#### WHAT TO DO:
For this exercise, copy out each line of the material below that includes "JSON".

#### DATA EXTRACT:

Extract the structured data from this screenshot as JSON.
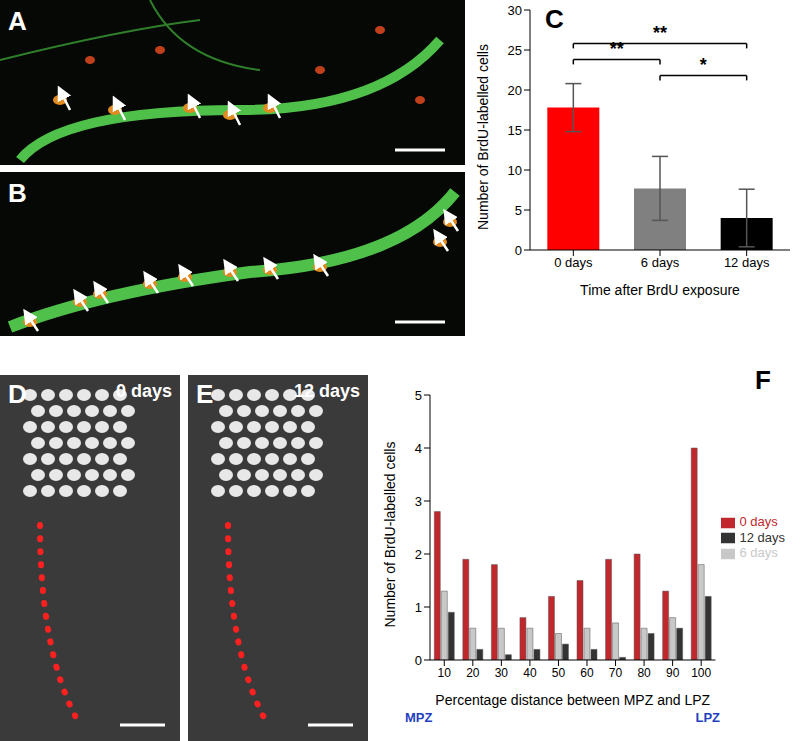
{
  "image_panels": [
    {
      "label": "A"
    },
    {
      "label": "B"
    },
    {
      "label": "D",
      "caption": "0 days"
    },
    {
      "label": "E",
      "caption": "12 days"
    }
  ],
  "chart_data": [
    {
      "type": "bar",
      "panel_label": "C",
      "categories": [
        "0 days",
        "6 days",
        "12 days"
      ],
      "values": [
        17.8,
        7.7,
        4.0
      ],
      "errors": [
        3.0,
        4.0,
        3.6
      ],
      "colors": [
        "#ff0000",
        "#808080",
        "#000000"
      ],
      "ylim": [
        0,
        30
      ],
      "yticks": [
        0,
        5,
        10,
        15,
        20,
        25,
        30
      ],
      "x_label": "Time after BrdU exposure",
      "y_label": "Number of BrdU-labelled cells",
      "significance": [
        {
          "from": "6 days",
          "to": "12 days",
          "label": "*"
        },
        {
          "from": "0 days",
          "to": "6 days",
          "label": "**"
        },
        {
          "from": "0 days",
          "to": "12 days",
          "label": "**"
        }
      ]
    },
    {
      "type": "bar",
      "panel_label": "F",
      "categories": [
        10,
        20,
        30,
        40,
        50,
        60,
        70,
        80,
        90,
        100
      ],
      "series": [
        {
          "name": "0 days",
          "color": "#c0282d",
          "values": [
            2.8,
            1.9,
            1.8,
            0.8,
            1.2,
            1.5,
            1.9,
            2.0,
            1.3,
            4.0
          ]
        },
        {
          "name": "6 days",
          "color": "#c8c8c8",
          "values": [
            1.3,
            0.6,
            0.6,
            0.6,
            0.5,
            0.6,
            0.7,
            0.6,
            0.8,
            1.8
          ]
        },
        {
          "name": "12 days",
          "color": "#333333",
          "values": [
            0.9,
            0.2,
            0.1,
            0.2,
            0.3,
            0.2,
            0.05,
            0.5,
            0.6,
            1.2
          ]
        }
      ],
      "ylim": [
        0,
        5
      ],
      "yticks": [
        0,
        1,
        2,
        3,
        4,
        5
      ],
      "x_label": "Percentage distance between MPZ and LPZ",
      "y_label": "Number of BrdU-labelled cells",
      "x_end_labels": [
        "MPZ",
        "LPZ"
      ],
      "legend": "right"
    }
  ]
}
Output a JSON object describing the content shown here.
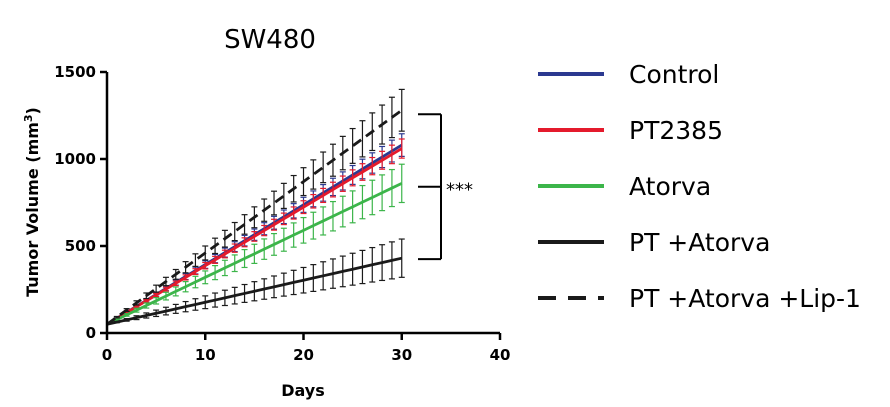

#### EXERCISE ANSWER:
Extract the structured data from this screenshot as JSON.
Output a JSON object describing the content shown here.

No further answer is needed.